* [What this task involves]:
Extract each line where the string "mant" shows up.

* [Given information]:

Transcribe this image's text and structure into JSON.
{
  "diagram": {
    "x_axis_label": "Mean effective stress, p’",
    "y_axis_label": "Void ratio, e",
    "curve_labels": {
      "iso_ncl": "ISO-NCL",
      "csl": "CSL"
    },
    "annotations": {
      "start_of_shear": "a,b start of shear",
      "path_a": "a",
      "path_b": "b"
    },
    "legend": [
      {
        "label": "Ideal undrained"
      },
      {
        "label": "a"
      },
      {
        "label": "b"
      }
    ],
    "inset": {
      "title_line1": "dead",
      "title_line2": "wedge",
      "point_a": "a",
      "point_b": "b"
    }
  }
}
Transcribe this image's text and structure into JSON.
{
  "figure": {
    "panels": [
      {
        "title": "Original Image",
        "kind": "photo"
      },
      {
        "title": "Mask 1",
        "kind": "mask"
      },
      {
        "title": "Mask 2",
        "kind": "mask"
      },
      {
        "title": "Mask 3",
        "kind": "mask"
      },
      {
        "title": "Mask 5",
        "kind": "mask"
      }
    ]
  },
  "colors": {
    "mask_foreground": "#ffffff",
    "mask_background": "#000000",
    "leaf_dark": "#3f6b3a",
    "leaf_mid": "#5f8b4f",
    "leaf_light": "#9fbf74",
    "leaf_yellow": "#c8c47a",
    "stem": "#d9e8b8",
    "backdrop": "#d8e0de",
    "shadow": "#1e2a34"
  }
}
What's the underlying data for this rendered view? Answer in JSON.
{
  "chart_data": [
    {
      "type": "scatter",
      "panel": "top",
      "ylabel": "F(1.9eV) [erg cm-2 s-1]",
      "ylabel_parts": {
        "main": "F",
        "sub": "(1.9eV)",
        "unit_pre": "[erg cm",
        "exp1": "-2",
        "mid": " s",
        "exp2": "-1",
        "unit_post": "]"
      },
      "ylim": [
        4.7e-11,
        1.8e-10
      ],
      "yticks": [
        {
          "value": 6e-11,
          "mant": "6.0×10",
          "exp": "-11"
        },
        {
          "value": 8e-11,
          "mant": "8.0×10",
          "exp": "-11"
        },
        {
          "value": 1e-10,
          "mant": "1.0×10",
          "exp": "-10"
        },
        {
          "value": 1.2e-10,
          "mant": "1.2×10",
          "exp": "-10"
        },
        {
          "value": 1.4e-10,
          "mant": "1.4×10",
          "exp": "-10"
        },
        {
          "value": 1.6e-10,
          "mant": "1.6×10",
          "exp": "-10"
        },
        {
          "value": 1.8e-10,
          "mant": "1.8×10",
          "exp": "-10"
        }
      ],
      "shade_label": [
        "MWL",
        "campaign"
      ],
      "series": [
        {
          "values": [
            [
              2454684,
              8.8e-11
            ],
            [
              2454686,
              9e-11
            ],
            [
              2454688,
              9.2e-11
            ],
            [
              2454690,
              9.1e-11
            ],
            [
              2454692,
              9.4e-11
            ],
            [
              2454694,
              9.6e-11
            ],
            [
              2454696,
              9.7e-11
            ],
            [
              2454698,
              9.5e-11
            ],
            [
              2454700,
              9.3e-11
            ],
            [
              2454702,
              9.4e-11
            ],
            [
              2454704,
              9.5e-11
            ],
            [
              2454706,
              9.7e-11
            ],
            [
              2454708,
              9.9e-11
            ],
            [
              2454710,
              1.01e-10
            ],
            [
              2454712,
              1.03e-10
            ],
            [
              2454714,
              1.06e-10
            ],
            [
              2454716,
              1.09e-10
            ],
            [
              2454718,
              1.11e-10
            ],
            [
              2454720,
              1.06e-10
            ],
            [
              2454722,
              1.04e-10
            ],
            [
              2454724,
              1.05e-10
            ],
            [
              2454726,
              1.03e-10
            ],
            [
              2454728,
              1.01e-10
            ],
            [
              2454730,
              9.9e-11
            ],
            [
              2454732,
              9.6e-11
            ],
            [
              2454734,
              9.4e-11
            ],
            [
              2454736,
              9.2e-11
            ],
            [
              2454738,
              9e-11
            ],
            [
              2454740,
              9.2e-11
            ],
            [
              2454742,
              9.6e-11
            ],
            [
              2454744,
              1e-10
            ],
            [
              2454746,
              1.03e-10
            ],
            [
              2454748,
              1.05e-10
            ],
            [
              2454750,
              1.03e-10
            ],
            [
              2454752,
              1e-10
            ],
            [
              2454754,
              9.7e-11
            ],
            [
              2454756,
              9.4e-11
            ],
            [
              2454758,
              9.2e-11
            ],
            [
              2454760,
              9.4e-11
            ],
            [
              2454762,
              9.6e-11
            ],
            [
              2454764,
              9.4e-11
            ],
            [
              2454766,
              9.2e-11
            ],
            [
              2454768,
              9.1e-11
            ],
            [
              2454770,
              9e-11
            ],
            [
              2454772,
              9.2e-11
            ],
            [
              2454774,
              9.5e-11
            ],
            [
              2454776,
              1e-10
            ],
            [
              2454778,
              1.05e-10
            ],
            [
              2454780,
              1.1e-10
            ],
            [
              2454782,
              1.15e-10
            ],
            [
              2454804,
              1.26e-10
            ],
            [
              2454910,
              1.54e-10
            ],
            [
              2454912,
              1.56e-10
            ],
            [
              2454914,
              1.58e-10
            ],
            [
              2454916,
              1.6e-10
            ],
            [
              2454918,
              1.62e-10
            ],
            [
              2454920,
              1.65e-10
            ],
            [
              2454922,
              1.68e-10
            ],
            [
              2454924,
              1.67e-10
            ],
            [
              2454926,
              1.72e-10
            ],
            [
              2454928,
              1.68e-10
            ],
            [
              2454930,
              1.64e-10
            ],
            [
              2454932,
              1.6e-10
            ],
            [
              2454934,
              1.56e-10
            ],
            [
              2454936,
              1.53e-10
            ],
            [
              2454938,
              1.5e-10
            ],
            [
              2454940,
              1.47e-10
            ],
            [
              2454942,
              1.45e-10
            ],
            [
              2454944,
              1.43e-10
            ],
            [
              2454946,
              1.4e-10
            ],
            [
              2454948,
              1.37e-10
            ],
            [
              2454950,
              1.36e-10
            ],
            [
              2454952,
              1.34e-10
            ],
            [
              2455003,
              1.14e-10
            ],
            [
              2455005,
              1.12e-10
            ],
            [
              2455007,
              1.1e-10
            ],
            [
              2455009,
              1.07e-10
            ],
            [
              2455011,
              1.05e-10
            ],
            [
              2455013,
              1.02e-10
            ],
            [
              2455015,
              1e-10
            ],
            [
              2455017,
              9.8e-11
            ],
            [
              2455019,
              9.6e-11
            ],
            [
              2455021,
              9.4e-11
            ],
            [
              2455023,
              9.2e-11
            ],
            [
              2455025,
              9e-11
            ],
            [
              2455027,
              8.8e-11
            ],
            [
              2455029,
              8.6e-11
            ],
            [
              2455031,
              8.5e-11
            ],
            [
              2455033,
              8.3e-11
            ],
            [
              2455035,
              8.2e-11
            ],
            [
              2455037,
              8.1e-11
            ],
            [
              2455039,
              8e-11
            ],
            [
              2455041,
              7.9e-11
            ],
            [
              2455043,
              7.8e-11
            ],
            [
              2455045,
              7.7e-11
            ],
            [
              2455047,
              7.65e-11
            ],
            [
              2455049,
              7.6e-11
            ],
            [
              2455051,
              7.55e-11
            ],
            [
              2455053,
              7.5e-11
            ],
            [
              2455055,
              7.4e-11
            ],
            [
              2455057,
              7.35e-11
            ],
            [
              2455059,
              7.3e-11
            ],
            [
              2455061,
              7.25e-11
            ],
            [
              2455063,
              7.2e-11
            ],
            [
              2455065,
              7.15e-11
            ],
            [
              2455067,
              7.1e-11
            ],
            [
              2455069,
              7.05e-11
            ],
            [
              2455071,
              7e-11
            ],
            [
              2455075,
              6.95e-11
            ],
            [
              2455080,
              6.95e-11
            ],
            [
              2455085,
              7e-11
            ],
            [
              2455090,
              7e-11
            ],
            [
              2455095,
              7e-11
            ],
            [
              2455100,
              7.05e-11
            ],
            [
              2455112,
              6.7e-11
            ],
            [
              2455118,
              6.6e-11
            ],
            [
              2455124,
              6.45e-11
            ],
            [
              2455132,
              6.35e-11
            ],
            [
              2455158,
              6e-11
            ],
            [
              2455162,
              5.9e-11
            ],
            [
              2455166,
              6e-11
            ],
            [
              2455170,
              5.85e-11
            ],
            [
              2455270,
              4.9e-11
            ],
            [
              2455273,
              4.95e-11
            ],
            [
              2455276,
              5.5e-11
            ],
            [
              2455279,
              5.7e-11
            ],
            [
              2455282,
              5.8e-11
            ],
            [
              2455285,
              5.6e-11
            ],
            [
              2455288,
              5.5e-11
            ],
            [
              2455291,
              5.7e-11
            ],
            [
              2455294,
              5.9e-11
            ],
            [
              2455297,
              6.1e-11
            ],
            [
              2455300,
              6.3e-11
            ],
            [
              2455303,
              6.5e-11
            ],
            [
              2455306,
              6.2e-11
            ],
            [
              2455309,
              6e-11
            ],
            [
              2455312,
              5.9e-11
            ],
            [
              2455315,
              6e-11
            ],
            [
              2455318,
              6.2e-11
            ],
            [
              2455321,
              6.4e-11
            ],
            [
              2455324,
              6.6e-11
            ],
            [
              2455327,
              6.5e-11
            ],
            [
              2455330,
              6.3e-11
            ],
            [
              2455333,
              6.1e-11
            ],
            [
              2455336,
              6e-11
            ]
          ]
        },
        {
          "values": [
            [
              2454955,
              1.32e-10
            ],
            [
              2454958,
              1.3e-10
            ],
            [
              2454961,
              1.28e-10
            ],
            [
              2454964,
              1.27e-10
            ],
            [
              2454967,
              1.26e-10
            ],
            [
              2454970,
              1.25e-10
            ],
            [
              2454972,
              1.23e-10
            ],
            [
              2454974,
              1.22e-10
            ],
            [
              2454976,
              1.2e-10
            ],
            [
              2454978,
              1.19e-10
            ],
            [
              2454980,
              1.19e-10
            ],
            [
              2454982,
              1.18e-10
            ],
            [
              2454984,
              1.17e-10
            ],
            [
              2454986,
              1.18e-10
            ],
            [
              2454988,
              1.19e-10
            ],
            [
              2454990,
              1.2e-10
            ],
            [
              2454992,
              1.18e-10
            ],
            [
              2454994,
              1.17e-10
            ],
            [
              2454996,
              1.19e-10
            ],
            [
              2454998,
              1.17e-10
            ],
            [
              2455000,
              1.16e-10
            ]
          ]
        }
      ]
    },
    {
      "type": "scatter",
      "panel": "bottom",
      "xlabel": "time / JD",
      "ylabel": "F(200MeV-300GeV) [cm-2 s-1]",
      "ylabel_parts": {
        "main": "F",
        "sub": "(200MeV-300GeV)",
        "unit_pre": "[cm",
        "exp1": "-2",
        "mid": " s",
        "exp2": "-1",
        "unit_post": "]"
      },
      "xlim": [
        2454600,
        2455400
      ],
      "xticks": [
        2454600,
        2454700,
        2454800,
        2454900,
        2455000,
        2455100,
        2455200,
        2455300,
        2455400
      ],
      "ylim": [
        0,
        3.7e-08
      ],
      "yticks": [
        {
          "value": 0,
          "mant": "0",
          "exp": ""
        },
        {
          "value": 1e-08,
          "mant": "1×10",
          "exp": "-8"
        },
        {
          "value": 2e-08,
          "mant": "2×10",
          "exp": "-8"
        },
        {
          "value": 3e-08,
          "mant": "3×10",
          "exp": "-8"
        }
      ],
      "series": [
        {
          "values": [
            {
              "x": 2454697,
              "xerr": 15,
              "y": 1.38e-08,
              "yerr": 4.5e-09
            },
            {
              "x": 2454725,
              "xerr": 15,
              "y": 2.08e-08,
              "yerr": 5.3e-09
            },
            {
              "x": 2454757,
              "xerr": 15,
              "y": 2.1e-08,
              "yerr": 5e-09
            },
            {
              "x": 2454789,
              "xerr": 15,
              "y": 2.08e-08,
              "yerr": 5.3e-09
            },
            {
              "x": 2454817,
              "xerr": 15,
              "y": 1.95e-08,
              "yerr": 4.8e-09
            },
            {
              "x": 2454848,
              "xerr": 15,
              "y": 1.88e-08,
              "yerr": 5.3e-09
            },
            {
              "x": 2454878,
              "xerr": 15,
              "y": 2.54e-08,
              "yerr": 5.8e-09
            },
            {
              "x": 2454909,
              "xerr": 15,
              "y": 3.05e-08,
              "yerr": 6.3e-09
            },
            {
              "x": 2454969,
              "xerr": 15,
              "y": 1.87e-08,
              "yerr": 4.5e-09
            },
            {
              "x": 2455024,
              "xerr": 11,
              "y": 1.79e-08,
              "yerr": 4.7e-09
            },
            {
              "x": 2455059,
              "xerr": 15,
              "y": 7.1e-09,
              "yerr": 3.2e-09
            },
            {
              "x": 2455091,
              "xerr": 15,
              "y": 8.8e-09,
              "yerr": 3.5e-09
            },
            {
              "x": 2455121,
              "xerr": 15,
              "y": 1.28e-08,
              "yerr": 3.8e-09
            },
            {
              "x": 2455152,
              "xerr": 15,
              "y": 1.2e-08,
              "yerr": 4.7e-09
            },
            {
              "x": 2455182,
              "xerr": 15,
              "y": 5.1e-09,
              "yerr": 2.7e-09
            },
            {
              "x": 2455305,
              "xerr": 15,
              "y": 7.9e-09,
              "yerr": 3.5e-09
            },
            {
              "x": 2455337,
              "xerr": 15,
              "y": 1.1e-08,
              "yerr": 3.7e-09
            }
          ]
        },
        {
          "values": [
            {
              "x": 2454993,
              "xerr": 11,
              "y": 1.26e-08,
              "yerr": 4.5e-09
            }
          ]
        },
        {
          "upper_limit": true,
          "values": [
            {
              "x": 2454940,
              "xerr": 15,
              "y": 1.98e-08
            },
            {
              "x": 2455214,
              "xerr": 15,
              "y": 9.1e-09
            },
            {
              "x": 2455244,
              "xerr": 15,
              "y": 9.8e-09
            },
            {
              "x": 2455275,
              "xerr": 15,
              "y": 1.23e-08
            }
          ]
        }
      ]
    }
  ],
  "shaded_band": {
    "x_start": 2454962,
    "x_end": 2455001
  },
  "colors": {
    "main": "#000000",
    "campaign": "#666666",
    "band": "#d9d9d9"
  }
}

* [Result of the exercise]:
          "mant": "6.0×10",
          "mant": "8.0×10",
          "mant": "1.0×10",
          "mant": "1.2×10",
          "mant": "1.4×10",
          "mant": "1.6×10",
          "mant": "1.8×10",
          "mant": "0",
          "mant": "1×10",
          "mant": "2×10",
          "mant": "3×10",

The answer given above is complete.